**EXERCISE DESCRIPTION**: Scan the material below for the string "καθώς", and copy every line where it shows up.

*** INPUT MATERIAL ***

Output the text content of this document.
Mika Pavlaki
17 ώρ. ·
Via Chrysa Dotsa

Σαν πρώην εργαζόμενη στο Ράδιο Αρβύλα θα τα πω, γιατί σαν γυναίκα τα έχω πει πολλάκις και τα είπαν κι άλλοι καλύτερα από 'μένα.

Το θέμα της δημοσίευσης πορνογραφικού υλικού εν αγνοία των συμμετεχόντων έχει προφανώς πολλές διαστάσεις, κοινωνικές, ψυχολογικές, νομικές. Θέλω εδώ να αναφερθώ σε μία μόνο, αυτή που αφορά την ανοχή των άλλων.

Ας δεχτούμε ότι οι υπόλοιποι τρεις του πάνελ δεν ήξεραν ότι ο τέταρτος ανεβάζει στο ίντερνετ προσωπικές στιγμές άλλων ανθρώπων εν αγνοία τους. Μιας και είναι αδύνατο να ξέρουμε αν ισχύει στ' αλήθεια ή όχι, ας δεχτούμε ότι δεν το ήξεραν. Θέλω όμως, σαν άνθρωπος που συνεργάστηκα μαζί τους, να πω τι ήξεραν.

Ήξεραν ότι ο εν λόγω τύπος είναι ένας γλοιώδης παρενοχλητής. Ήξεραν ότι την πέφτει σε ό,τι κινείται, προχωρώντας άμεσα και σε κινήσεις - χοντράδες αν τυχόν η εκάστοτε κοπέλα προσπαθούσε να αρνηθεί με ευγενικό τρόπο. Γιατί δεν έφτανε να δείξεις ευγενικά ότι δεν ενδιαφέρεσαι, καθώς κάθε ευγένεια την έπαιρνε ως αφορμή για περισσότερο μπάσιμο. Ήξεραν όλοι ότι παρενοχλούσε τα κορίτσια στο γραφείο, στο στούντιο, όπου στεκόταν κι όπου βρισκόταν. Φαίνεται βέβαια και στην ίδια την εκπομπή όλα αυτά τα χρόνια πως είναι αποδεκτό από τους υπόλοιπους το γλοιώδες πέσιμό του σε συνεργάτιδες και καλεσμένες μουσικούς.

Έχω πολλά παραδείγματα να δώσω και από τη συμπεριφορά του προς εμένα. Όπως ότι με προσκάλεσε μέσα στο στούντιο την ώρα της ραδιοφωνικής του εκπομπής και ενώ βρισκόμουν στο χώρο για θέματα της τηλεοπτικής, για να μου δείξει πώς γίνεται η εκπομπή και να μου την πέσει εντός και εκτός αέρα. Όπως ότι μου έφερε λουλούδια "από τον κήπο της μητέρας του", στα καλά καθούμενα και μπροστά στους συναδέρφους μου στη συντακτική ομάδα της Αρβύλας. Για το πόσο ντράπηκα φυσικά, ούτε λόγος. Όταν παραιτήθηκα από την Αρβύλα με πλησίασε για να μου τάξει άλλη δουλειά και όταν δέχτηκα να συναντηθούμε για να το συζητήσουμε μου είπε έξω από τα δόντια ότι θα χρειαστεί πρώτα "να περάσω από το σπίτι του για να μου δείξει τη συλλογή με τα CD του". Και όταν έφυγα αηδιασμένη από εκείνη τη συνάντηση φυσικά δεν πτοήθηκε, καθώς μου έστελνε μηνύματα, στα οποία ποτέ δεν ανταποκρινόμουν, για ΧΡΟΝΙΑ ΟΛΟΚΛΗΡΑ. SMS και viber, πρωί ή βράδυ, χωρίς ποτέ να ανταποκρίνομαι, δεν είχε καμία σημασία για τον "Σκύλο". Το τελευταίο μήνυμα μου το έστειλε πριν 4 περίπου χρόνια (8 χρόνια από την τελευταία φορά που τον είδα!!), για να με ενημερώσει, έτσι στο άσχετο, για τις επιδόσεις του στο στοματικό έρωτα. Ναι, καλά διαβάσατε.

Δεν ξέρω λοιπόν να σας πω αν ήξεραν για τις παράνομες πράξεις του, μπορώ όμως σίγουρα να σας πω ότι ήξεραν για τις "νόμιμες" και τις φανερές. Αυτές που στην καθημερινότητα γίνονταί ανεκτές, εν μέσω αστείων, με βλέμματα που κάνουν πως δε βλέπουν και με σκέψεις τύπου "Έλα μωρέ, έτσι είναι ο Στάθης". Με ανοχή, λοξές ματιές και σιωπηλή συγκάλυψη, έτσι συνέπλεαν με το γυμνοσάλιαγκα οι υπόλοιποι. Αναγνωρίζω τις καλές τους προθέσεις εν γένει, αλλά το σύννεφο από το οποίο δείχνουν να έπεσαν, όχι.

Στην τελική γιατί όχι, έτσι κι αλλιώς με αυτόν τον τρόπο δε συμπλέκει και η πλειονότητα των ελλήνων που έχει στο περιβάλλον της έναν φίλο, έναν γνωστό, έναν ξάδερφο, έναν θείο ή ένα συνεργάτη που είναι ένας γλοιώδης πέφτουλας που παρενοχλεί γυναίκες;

***

**ANSWER FOR THIS EXERCISE**:
Ήξεραν ότι ο εν λόγω τύπος είναι ένας γλοιώδης παρενοχλητής. Ήξεραν ότι την πέφτει σε ό,τι κινείται, προχωρώντας άμεσα και σε κινήσεις - χοντράδες αν τυχόν η εκάστοτε κοπέλα προσπαθούσε να αρνηθεί με ευγενικό τρόπο. Γιατί δεν έφτανε να δείξεις ευγενικά ότι δεν ενδιαφέρεσαι, καθώς κάθε ευγένεια την έπαιρνε ως αφορμή για περισσότερο μπάσιμο. Ήξεραν όλοι ότι παρενοχλούσε τα κορίτσια στο γραφείο, στο στούντιο, όπου στεκόταν κι όπου βρισκόταν. Φαίνεται βέβαια και στην ίδια την εκπομπή όλα αυτά τα χρόνια πως είναι αποδεκτό από τους υπόλοιπους το γλοιώδες πέσιμό του σε συνεργάτιδες και καλεσμένες μουσικούς.
Έχω πολλά παραδείγματα να δώσω και από τη συμπεριφορά του προς εμένα. Όπως ότι με προσκάλεσε μέσα στο στούντιο την ώρα της ραδιοφωνικής του εκπομπής και ενώ βρισκόμουν στο χώρο για θέματα της τηλεοπτικής, για να μου δείξει πώς γίνεται η εκπομπή και να μου την πέσει εντός και εκτός αέρα. Όπως ότι μου έφερε λουλούδια "από τον κήπο της μητέρας του", στα καλά καθούμενα και μπροστά στους συναδέρφους μου στη συντακτική ομάδα της Αρβύλας. Για το πόσο ντράπηκα φυσικά, ούτε λόγος. Όταν παραιτήθηκα από την Αρβύλα με πλησίασε για να μου τάξει άλλη δουλειά και όταν δέχτηκα να συναντηθούμε για να το συζητήσουμε μου είπε έξω από τα δόντια ότι θα χρειαστεί πρώτα "να περάσω από το σπίτι του για να μου δείξει τη συλλογή με τα CD του". Και όταν έφυγα αηδιασμένη από εκείνη τη συνάντηση φυσικά δεν πτοήθηκε, καθώς μου έστελνε μηνύματα, στα οποία ποτέ δεν ανταποκρινόμουν, για ΧΡΟΝΙΑ ΟΛΟΚΛΗΡΑ. SMS και viber, πρωί ή βράδυ, χωρίς ποτέ να ανταποκρίνομαι, δεν είχε καμία σημασία για τον "Σκύλο". Το τελευταίο μήνυμα μου το έστειλε πριν 4 περίπου χρόνια (8 χρόνια από την τελευταία φορά που τον είδα!!), για να με ενημερώσει, έτσι στο άσχετο, για τις επιδόσεις του στο στοματικό έρωτα. Ναι, καλά διαβάσατε.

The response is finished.